» Working data
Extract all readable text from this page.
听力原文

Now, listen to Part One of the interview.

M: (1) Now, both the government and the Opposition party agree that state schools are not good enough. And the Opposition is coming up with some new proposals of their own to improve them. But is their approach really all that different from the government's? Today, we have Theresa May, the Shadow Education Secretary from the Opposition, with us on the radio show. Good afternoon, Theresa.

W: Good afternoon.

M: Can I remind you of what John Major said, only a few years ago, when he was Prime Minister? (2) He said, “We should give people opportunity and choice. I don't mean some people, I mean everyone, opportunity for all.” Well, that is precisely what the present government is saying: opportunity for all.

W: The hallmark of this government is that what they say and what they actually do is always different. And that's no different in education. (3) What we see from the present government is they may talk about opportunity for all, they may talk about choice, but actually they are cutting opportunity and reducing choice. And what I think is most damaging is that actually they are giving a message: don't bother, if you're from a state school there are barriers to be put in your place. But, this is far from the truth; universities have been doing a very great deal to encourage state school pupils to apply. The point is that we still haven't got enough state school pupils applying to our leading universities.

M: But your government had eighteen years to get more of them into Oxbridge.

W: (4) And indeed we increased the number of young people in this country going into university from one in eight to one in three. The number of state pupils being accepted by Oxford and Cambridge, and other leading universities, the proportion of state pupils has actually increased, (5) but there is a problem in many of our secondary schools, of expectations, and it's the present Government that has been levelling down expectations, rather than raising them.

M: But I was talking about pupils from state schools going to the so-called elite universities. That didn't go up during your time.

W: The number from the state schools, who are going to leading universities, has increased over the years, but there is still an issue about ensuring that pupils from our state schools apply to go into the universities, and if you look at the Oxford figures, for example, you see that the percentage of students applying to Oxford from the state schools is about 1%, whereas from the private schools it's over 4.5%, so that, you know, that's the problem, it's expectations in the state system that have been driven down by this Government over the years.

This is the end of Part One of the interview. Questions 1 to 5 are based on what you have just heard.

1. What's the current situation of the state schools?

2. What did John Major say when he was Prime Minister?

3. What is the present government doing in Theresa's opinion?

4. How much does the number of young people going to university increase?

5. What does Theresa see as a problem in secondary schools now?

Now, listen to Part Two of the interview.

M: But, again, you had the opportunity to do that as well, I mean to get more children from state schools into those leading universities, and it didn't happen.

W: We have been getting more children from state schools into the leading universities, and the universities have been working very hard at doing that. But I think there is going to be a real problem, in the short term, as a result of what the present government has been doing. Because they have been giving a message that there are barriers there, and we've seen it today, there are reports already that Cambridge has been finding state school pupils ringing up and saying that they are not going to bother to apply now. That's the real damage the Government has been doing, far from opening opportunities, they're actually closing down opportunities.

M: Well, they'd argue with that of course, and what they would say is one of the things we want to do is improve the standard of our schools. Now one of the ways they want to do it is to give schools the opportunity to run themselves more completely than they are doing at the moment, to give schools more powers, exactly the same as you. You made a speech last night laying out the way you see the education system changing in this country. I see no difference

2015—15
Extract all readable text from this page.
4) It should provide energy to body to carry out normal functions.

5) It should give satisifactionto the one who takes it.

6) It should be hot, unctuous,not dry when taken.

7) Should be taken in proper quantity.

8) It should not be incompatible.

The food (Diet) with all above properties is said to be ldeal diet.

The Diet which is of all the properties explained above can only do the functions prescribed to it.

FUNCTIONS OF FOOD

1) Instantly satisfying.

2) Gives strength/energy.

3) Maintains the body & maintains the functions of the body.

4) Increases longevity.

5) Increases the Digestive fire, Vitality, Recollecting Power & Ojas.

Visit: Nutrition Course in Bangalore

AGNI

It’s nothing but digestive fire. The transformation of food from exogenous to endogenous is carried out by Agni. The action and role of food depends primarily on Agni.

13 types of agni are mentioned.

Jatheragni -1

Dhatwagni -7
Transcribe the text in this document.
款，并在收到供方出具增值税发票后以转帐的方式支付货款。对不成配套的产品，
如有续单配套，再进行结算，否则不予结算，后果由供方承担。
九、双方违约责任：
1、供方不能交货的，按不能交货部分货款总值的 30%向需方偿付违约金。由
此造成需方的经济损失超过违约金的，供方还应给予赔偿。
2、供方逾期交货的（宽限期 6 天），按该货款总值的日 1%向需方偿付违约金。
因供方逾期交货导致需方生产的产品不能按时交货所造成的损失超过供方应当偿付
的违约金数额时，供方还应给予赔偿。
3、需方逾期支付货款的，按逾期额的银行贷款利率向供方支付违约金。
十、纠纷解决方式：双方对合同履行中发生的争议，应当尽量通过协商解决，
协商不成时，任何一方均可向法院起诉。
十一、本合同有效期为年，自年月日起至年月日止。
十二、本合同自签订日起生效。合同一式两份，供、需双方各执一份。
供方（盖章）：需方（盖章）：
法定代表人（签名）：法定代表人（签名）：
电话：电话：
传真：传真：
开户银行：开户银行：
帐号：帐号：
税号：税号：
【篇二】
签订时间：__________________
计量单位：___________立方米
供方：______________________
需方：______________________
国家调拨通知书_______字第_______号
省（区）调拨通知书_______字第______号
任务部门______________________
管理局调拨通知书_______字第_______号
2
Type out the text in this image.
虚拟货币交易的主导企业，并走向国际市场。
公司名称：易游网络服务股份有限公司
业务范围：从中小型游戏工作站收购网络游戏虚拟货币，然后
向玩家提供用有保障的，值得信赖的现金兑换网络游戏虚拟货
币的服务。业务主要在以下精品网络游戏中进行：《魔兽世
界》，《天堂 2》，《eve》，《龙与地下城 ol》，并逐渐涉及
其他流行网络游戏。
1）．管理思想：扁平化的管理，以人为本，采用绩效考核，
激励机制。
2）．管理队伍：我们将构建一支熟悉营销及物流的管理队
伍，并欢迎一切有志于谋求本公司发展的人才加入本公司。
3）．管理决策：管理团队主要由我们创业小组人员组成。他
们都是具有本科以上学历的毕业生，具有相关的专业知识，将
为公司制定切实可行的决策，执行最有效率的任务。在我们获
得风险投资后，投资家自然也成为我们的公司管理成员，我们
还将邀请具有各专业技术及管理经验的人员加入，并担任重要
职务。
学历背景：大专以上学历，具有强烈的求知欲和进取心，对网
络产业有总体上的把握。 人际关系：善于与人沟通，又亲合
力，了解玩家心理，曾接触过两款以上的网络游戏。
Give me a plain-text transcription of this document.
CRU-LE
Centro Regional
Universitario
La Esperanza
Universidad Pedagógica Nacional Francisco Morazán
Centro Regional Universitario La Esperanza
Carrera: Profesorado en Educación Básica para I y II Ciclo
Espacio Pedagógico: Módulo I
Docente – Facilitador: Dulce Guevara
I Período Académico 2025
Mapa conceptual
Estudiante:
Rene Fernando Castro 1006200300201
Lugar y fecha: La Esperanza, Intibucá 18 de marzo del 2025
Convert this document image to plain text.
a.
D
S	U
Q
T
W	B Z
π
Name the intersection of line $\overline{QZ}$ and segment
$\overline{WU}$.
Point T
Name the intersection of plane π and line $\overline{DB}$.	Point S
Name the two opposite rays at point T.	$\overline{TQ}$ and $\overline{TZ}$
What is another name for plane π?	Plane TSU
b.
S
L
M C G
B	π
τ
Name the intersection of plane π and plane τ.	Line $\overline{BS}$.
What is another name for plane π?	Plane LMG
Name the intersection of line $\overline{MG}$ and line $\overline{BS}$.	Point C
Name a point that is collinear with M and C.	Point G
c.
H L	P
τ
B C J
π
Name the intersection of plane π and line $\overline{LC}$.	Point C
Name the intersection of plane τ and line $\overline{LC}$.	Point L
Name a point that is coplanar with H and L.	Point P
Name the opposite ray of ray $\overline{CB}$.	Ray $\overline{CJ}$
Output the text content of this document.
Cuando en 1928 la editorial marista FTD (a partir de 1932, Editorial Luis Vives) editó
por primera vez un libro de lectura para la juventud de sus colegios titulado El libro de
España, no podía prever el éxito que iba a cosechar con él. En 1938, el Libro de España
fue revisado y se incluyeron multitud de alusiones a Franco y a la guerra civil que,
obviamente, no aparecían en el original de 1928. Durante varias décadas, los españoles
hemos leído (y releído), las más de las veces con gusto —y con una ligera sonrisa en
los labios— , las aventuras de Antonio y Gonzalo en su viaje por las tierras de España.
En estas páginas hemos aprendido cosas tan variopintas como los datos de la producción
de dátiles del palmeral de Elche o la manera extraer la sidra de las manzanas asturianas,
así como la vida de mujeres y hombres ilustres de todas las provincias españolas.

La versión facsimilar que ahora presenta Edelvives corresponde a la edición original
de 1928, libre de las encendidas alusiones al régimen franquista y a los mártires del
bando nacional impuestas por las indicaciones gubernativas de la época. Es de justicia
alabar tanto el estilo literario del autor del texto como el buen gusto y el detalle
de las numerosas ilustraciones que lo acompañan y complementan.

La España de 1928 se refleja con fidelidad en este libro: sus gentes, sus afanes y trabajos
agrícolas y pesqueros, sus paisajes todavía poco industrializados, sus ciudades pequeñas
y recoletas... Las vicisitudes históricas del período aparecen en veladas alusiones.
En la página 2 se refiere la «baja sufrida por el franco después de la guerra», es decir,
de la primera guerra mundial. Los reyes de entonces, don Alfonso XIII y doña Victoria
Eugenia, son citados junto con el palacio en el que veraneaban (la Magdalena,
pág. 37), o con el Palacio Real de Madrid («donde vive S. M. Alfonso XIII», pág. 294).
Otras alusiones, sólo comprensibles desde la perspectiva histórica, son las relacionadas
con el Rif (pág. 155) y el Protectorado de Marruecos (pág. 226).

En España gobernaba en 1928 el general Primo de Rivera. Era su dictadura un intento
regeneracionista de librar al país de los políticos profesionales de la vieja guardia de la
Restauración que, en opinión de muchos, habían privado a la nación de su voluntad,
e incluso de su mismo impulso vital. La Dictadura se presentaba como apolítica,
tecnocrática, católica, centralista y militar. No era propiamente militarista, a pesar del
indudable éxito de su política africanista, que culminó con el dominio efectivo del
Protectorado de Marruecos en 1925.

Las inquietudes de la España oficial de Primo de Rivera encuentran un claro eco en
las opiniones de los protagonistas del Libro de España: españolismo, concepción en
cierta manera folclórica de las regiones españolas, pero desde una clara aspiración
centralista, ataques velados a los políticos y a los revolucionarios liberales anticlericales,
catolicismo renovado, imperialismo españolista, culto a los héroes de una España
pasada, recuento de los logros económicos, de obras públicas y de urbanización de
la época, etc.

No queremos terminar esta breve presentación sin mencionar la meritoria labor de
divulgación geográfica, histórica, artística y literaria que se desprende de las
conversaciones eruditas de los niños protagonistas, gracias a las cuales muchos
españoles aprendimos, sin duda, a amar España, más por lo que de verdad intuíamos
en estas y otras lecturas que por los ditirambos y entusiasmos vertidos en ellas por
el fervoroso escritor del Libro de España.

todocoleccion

» Exercise brief
In the records above, locate the lines holding the word "another". Copy each of them.

» Answer for the task
What is another name for plane π?	Plane TSU
What is another name for plane π?	Plane LMG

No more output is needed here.